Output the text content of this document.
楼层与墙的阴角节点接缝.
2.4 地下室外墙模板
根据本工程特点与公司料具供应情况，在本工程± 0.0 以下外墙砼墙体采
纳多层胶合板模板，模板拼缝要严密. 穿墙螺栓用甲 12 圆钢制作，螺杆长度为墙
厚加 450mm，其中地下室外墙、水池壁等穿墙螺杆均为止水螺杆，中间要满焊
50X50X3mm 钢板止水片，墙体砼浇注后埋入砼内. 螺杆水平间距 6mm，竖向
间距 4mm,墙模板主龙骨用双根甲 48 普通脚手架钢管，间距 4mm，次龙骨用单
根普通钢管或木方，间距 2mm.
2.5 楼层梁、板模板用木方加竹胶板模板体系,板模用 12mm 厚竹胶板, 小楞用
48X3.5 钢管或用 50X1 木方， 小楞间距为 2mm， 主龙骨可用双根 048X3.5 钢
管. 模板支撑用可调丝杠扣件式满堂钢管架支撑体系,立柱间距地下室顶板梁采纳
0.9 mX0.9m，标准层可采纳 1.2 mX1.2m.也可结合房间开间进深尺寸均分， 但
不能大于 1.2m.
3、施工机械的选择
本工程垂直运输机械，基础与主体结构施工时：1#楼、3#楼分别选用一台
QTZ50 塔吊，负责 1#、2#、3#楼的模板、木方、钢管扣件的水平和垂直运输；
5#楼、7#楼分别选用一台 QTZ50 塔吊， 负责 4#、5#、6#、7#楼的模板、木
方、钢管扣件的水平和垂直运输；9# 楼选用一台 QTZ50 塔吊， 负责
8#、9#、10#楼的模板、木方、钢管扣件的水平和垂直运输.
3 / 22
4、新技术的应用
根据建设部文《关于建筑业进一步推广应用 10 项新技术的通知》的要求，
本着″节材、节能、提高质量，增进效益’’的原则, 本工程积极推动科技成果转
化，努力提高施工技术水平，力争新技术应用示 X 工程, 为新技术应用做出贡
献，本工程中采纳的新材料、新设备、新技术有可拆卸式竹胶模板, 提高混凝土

★ ★ ★ ★ ★ ★ ★

STATED GOAL
Copy the records above exactly.

WRITTEN SOLUTION
Output the text content of this document.
楼层与墙的阴角节点接缝.
2.4 地下室外墙模板
根据本工程特点与公司料具供应情况，在本工程± 0.0 以下外墙砼墙体采
纳多层胶合板模板，模板拼缝要严密. 穿墙螺栓用甲 12 圆钢制作，螺杆长度为墙
厚加 450mm，其中地下室外墙、水池壁等穿墙螺杆均为止水螺杆，中间要满焊
50X50X3mm 钢板止水片，墙体砼浇注后埋入砼内. 螺杆水平间距 6mm，竖向
间距 4mm,墙模板主龙骨用双根甲 48 普通脚手架钢管，间距 4mm，次龙骨用单
根普通钢管或木方，间距 2mm.
2.5 楼层梁、板模板用木方加竹胶板模板体系,板模用 12mm 厚竹胶板, 小楞用
48X3.5 钢管或用 50X1 木方， 小楞间距为 2mm， 主龙骨可用双根 048X3.5 钢
管. 模板支撑用可调丝杠扣件式满堂钢管架支撑体系,立柱间距地下室顶板梁采纳
0.9 mX0.9m，标准层可采纳 1.2 mX1.2m.也可结合房间开间进深尺寸均分， 但
不能大于 1.2m.
3、施工机械的选择
本工程垂直运输机械，基础与主体结构施工时：1#楼、3#楼分别选用一台
QTZ50 塔吊，负责 1#、2#、3#楼的模板、木方、钢管扣件的水平和垂直运输；
5#楼、7#楼分别选用一台 QTZ50 塔吊， 负责 4#、5#、6#、7#楼的模板、木
方、钢管扣件的水平和垂直运输；9# 楼选用一台 QTZ50 塔吊， 负责
8#、9#、10#楼的模板、木方、钢管扣件的水平和垂直运输.
3 / 22
4、新技术的应用
根据建设部文《关于建筑业进一步推广应用 10 项新技术的通知》的要求，
本着″节材、节能、提高质量，增进效益’’的原则, 本工程积极推动科技成果转
化，努力提高施工技术水平，力争新技术应用示 X 工程, 为新技术应用做出贡
献，本工程中采纳的新材料、新设备、新技术有可拆卸式竹胶模板, 提高混凝土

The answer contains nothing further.